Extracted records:
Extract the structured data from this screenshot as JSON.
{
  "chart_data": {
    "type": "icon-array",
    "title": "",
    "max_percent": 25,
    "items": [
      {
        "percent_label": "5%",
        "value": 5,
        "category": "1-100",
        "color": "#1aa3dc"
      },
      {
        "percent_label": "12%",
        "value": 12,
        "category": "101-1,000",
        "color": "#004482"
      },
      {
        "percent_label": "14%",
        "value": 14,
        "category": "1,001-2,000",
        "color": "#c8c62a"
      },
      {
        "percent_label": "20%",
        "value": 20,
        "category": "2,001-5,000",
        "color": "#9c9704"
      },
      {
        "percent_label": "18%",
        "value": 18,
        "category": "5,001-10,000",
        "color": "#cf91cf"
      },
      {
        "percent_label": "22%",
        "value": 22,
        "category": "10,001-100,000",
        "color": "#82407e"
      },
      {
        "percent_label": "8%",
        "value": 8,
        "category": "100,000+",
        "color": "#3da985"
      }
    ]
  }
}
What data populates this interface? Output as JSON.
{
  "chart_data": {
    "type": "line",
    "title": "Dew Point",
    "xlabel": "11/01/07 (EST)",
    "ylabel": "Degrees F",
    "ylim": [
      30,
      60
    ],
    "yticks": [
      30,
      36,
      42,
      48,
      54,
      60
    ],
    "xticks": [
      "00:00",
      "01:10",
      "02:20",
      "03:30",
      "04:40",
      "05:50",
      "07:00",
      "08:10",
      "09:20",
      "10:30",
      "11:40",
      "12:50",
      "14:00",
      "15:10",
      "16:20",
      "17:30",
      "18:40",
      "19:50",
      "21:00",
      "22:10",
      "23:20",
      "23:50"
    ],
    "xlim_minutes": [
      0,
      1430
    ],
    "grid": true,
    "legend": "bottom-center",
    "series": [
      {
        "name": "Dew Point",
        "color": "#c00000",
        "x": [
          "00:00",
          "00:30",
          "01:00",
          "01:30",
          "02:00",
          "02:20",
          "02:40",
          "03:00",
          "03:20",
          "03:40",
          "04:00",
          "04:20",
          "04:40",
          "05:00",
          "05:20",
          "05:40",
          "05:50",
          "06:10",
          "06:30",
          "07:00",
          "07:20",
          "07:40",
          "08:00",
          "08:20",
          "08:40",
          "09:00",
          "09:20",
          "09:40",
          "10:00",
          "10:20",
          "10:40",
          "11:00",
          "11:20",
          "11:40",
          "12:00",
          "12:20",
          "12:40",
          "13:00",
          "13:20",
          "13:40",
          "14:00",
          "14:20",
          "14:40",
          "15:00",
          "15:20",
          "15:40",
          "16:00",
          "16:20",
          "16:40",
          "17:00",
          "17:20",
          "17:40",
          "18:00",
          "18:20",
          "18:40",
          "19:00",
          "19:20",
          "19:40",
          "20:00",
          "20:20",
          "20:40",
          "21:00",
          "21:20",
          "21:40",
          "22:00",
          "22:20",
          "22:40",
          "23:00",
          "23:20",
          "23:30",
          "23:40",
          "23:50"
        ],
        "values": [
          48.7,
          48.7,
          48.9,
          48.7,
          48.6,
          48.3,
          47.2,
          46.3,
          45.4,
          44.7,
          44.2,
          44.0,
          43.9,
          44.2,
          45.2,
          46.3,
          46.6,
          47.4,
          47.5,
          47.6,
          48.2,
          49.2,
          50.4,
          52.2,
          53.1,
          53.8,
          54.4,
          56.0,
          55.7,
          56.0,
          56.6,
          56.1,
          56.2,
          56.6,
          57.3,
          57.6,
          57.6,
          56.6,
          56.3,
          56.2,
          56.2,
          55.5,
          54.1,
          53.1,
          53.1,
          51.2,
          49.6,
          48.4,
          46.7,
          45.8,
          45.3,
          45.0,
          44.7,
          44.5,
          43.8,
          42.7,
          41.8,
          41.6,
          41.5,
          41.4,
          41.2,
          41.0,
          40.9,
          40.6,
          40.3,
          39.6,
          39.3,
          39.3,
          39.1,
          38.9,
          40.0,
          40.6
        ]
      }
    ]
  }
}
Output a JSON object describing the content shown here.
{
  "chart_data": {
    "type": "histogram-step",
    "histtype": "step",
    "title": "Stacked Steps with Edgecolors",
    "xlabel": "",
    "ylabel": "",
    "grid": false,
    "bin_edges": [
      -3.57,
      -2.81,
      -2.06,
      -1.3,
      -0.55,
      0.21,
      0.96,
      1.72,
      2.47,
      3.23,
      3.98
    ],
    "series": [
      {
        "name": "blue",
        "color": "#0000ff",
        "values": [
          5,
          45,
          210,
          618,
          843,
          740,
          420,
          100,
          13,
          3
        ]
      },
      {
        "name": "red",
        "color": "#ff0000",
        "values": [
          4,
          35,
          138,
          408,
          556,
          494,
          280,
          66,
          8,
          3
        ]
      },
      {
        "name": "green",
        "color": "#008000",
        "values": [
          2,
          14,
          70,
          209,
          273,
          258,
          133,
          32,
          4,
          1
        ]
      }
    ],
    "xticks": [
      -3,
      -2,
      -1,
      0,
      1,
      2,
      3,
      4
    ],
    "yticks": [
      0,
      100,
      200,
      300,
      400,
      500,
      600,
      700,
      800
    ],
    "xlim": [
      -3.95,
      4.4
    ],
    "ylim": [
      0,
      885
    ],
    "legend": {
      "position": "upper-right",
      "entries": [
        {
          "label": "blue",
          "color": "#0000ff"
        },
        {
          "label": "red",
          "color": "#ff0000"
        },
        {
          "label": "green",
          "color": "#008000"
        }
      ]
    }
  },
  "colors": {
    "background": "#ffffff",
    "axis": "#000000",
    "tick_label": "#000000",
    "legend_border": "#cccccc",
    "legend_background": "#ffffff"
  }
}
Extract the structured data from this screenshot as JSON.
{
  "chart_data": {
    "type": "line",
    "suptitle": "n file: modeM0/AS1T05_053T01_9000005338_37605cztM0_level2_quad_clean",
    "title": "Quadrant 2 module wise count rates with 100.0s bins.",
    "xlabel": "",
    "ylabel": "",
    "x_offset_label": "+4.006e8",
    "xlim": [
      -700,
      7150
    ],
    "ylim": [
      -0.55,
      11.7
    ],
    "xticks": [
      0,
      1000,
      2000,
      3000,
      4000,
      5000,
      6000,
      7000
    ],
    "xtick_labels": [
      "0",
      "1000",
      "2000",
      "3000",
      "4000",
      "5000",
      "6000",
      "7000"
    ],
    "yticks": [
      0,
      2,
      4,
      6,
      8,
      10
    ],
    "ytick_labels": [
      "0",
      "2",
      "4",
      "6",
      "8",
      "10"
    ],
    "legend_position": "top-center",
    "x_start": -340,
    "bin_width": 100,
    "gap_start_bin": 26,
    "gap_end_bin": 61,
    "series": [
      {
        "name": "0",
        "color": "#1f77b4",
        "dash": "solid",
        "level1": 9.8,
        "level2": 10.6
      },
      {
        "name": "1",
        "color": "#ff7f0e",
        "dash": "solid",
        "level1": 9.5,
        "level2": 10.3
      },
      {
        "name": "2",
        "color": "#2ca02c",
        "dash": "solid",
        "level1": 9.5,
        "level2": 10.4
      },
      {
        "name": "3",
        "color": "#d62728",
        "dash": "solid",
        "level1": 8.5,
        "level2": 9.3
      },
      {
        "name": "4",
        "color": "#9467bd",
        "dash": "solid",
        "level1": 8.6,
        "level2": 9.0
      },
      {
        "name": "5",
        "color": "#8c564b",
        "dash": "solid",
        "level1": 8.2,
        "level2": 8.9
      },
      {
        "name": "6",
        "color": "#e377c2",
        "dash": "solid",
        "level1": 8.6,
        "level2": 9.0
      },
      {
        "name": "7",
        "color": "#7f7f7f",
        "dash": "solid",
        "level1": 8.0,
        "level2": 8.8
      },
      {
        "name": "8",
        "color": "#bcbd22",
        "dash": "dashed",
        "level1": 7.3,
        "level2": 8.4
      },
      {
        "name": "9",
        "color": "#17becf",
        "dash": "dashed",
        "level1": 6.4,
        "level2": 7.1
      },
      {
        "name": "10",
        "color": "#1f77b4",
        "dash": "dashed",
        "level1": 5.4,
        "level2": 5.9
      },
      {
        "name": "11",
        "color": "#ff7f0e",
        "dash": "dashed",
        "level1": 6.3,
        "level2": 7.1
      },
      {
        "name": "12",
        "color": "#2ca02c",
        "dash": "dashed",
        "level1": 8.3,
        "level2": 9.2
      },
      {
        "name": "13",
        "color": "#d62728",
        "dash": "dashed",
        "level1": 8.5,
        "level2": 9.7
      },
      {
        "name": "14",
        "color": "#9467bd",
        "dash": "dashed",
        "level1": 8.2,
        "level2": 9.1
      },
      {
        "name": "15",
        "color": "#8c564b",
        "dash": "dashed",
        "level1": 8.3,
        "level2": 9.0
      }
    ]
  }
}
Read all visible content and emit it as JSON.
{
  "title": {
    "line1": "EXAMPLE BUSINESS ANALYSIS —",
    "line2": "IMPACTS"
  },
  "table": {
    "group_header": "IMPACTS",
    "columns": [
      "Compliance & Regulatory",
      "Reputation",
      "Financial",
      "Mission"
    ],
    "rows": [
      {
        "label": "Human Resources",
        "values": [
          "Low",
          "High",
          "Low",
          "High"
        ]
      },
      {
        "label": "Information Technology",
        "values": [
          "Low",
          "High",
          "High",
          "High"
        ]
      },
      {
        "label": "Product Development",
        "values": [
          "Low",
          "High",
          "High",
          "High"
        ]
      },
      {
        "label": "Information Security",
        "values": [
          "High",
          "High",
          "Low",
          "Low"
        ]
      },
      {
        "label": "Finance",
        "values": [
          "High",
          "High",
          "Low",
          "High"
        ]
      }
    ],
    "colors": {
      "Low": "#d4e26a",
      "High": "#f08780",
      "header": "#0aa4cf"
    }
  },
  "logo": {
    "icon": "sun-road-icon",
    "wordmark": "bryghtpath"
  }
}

§ **DESCRIPTION OF THE TASK**: Report every line containing the word "Information" from the listing above.

§ **FINISHED ANSWER**:
        "label": "Information Technology",
        "label": "Information Security",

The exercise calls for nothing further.